━━━ Supplied information

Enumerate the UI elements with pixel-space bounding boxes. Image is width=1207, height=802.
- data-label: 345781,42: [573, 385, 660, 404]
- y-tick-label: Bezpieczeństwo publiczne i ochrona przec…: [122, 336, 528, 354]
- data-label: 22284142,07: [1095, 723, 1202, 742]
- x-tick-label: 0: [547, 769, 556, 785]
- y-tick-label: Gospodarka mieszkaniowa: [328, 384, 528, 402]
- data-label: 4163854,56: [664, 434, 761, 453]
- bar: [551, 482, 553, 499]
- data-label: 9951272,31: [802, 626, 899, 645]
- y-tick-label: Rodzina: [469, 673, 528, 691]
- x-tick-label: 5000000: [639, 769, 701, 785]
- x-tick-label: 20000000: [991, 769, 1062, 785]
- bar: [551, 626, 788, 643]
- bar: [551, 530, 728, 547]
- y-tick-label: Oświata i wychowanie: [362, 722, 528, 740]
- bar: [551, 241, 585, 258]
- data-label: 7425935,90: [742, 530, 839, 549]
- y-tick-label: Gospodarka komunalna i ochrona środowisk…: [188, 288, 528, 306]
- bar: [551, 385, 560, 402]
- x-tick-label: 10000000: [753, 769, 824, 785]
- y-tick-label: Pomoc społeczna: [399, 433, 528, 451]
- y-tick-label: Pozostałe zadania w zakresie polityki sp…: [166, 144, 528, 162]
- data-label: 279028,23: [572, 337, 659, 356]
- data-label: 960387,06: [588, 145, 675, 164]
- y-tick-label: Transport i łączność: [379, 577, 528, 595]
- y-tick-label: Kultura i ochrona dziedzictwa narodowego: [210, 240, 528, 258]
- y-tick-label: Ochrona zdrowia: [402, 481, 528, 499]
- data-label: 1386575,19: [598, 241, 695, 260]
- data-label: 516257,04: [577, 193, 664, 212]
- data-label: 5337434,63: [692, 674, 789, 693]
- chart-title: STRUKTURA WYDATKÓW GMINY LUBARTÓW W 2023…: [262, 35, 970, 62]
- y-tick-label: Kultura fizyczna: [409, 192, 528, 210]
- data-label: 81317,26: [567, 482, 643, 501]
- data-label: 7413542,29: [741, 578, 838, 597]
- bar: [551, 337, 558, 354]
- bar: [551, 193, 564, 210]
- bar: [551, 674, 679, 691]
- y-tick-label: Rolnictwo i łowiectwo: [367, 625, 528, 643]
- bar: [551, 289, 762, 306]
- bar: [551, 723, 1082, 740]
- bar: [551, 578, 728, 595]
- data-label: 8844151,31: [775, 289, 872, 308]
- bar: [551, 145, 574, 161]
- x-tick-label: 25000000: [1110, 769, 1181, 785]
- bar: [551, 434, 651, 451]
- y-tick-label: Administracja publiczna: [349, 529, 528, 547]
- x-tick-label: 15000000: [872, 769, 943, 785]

━━━━━━
━━━ Supplied information

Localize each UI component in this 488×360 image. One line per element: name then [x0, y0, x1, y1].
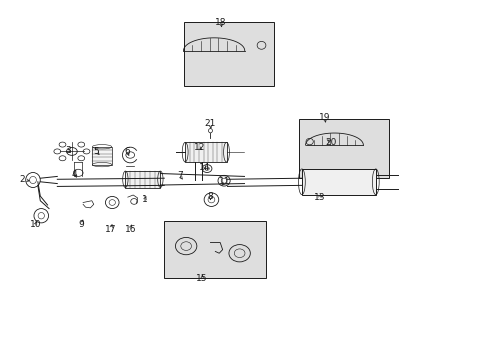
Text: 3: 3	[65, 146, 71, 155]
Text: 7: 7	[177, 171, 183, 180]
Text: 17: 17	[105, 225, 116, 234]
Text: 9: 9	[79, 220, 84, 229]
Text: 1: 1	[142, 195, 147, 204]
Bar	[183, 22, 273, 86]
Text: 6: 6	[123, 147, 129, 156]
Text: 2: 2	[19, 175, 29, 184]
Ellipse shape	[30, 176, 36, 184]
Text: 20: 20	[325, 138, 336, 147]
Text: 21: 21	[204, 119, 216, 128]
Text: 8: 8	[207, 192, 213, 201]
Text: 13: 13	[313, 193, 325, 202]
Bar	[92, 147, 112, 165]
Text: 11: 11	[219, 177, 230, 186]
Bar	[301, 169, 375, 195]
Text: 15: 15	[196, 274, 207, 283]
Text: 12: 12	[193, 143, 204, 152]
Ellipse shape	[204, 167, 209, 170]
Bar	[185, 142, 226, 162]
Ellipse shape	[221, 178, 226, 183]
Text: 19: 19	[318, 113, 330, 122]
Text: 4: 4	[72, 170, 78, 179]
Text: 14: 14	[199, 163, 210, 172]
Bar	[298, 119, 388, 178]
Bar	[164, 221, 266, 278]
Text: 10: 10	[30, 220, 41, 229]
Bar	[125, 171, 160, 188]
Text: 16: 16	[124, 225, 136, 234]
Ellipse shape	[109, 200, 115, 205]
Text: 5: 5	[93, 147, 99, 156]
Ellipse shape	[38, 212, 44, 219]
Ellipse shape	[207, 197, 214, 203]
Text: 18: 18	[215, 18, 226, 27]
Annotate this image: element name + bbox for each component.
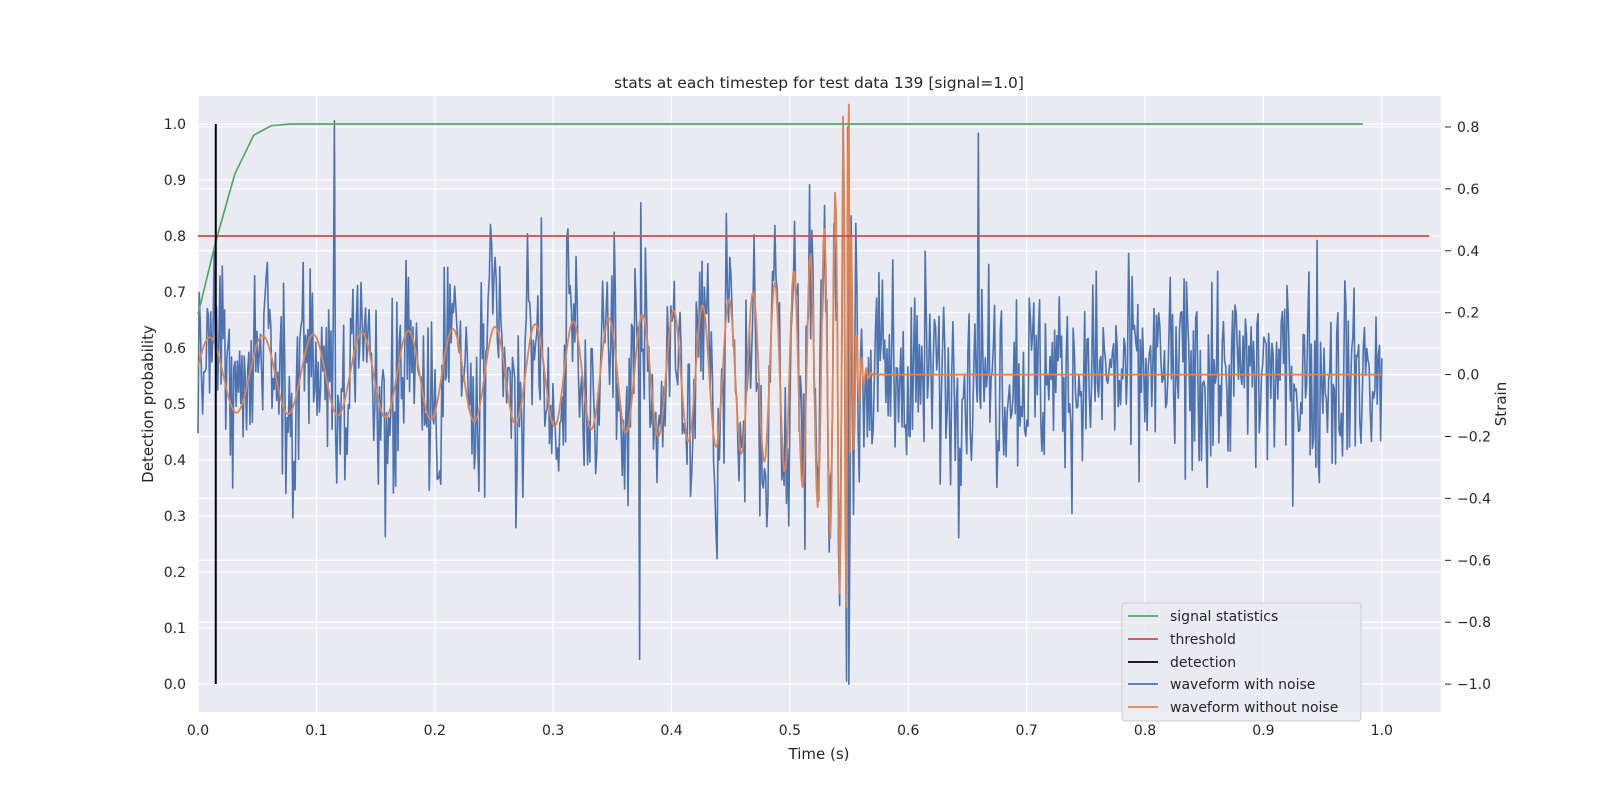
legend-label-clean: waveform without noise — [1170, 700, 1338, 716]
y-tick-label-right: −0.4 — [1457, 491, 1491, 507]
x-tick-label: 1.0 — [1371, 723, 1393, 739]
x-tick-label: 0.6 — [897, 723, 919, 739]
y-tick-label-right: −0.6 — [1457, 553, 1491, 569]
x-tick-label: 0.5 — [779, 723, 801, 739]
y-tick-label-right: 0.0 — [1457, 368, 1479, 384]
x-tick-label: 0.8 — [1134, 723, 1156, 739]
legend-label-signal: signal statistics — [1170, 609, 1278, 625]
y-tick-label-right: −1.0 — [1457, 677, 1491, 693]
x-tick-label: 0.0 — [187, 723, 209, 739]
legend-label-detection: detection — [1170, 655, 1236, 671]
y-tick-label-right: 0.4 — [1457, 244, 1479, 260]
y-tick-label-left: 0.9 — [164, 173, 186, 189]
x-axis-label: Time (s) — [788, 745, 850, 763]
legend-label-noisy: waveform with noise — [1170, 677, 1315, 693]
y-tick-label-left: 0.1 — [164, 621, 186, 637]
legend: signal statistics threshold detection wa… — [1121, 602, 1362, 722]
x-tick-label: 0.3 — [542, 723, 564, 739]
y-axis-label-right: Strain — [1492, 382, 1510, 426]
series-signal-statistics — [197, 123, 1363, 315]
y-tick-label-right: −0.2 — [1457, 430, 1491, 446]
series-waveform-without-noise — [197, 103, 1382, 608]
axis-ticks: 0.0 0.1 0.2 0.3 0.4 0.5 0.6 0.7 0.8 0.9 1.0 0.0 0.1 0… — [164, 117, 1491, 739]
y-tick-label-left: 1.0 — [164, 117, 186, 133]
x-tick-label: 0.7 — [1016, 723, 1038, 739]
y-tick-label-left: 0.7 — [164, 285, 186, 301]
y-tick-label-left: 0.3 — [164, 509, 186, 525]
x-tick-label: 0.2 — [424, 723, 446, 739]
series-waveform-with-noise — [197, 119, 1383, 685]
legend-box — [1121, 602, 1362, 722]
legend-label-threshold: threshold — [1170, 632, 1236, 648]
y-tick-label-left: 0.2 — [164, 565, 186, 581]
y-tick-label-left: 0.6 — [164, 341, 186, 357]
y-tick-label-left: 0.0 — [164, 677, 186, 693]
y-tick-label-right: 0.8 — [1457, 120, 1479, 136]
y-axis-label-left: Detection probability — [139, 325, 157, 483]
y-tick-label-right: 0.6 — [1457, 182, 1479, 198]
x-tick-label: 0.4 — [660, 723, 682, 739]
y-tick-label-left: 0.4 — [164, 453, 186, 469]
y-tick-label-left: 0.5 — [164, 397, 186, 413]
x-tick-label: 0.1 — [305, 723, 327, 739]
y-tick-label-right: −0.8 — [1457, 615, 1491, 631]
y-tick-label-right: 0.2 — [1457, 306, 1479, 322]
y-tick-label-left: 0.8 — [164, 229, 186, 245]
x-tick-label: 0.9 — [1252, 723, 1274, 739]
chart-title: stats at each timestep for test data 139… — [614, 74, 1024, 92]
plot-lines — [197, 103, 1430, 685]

━━━━━━

Directions »
Copy the listing above word for word, starting with the line that contains "Enumerate the UI" and going on through the line that contains "- data-label: 9951272,31: [802, 626, 899, 645]", with both of those lines included.

Exercise output »
Enumerate the UI elements with pixel-space bounding boxes. Image is width=1207, height=802.
- data-label: 345781,42: [573, 385, 660, 404]
- y-tick-label: Bezpieczeństwo publiczne i ochrona przec…: [122, 336, 528, 354]
- data-label: 22284142,07: [1095, 723, 1202, 742]
- x-tick-label: 0: [547, 769, 556, 785]
- y-tick-label: Gospodarka mieszkaniowa: [328, 384, 528, 402]
- data-label: 4163854,56: [664, 434, 761, 453]
- bar: [551, 482, 553, 499]
- data-label: 9951272,31: [802, 626, 899, 645]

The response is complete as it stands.